Add the Apify MCP server to your AI client — this gives you access to all Apify actors, including this one:
Setup for Claude Code
$claude mcp add --transport http apify "https://mcp.apify.com"
Setup for Claude Desktop, Cursor, or VS Code
Add this to your MCP config file:
{"mcpServers": {"apify": {"url": "https://mcp.apify.com"}}}
Your AI assistant will use OAuth to authenticate with your Apify account on first use.
Example prompts
Once connected, try asking your AI assistant:
- "Use automation-lab/http-request-builder to convert this POST request to Python and axios: POST https://api.example.com/users with bearer token ABC123 and JSON body {"name": "Alice"}"
- "Generate cURL and fetch code for a DELETE request to https://api.example.com/user/42 with basic auth (admin/secret)"
- "Build code snippets for all four languages for these three API endpoints: GET /products, POST /orders, PATCH /orders/123"
Learn more in the Apify MCP documentation.
Is it legal to use HTTP Request Builder?
HTTP Request Builder is a pure utility tool — it performs no web scraping, makes no external HTTP connections, and does not interact with any third-party services. It is a code generator that transforms input data (your request parameters) into output data (code strings).
There are no legal concerns with using this tool. It generates code for you to use; the legal considerations of the requests you ultimately make with that code depend on the target API's terms of service and applicable law.
FAQ
What HTTP methods are supported? GET, POST, PUT, PATCH, DELETE, HEAD, and OPTIONS are all supported. Any other string is passed through as uppercase — useful if you need non-standard methods for testing.
Can I generate code for only one language instead of all four?
Yes — use the outputFormats field in your request object: "outputFormats": ["curl", "python"] will skip fetch and axios, reducing output size and processing time.
Why does my Python output use json= instead of data= for the body?
When bodyType is "json" (or detected from Content-Type: application/json), the actor uses Python's requests library json= parameter, which automatically serializes the dict and sets the correct Content-Type. This is the idiomatic Python pattern. Use "bodyType": "text" if you want the raw string body via data=.
How does the builder handle special characters in URLs or header values? In cURL output, single quotes and backslashes are correctly shell-escaped. In fetch/axios, strings are JSON-serialized. In Python, string values use safe representation. You do not need to pre-escape your values.

**Given information:**

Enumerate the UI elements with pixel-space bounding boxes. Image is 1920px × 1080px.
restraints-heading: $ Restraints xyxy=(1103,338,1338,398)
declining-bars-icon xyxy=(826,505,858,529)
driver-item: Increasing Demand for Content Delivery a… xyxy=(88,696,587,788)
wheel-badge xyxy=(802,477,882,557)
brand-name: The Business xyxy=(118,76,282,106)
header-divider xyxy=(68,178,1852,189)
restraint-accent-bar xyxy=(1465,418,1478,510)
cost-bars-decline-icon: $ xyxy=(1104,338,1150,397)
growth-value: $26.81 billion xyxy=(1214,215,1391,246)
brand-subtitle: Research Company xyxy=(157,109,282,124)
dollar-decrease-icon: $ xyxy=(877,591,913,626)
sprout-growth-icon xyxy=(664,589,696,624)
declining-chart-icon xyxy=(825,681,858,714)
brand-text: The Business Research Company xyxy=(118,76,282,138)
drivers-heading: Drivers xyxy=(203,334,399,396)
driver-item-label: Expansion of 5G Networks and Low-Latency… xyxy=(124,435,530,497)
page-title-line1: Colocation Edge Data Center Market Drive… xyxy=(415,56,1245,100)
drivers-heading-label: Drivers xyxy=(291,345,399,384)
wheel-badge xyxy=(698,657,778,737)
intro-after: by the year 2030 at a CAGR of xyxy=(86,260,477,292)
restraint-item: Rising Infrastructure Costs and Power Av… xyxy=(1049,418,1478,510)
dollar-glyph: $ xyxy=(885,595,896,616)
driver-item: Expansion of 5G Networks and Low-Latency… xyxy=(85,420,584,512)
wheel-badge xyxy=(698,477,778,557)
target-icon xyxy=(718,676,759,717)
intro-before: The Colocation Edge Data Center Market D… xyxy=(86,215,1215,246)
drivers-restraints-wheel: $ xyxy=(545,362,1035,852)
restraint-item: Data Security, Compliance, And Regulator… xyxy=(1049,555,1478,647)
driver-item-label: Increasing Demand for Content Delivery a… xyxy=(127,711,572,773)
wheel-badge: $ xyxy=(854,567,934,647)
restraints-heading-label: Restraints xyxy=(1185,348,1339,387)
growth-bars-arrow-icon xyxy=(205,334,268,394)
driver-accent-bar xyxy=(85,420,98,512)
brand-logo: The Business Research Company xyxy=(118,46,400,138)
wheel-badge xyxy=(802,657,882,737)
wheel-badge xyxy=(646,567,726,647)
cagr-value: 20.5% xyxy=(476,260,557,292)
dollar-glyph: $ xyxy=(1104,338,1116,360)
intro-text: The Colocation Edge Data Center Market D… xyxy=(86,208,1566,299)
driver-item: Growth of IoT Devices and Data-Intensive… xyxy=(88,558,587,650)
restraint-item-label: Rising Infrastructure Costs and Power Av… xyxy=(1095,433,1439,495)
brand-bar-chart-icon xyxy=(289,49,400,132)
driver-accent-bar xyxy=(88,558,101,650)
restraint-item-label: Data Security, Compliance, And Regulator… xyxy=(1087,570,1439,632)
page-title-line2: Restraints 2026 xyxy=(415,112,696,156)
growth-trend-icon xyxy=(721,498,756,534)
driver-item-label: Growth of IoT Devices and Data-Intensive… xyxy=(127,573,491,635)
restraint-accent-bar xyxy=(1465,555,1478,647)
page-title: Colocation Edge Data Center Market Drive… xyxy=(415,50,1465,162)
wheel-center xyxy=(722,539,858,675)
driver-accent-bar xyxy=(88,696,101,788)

**Brief 1:**
Translate this sentence from the HTTP Request Builder documentation into Spanish: "There are no legal concerns with using this tool."
**Brief 2:**
Write the next part of the HTTP Request Builder documentation, picking up after its final sentence.

**Task output 1:**
No existe ninguna preocupación legal por usar esta herramienta.

**Task output 2:**
What happens if my JSON body string is invalid JSON?
The actor passes the body through as a raw string rather than failing the entire request. The cURL output shows the body as-is; Python falls back to data= with the string. The error field will be null — invalid JSON bodies are handled gracefully.
How many requests can I batch in one run? There is no enforced limit. Batches of up to 1,000 requests work well in practice. Very large batches (10,000+) work but take longer due to dataset write overhead. The start fee ($0.005) is per run, not per request — batching maximizes value.
Can I use this to convert raw cURL commands to other languages? The actor takes structured parameters, not raw cURL command strings. Parse your cURL command into components (method, URL, headers, body) first, then pass them as structured input. Many online tools and libraries can parse cURL strings into structured objects.
Why are there no fetch/axios/python fields in my output?
Check the outputFormats field in your request object — if set, only the specified formats are generated. The default (all four formats) applies when outputFormats is omitted.
Other developer tools you might find useful
Looking for more automation-lab tools for developers and API work?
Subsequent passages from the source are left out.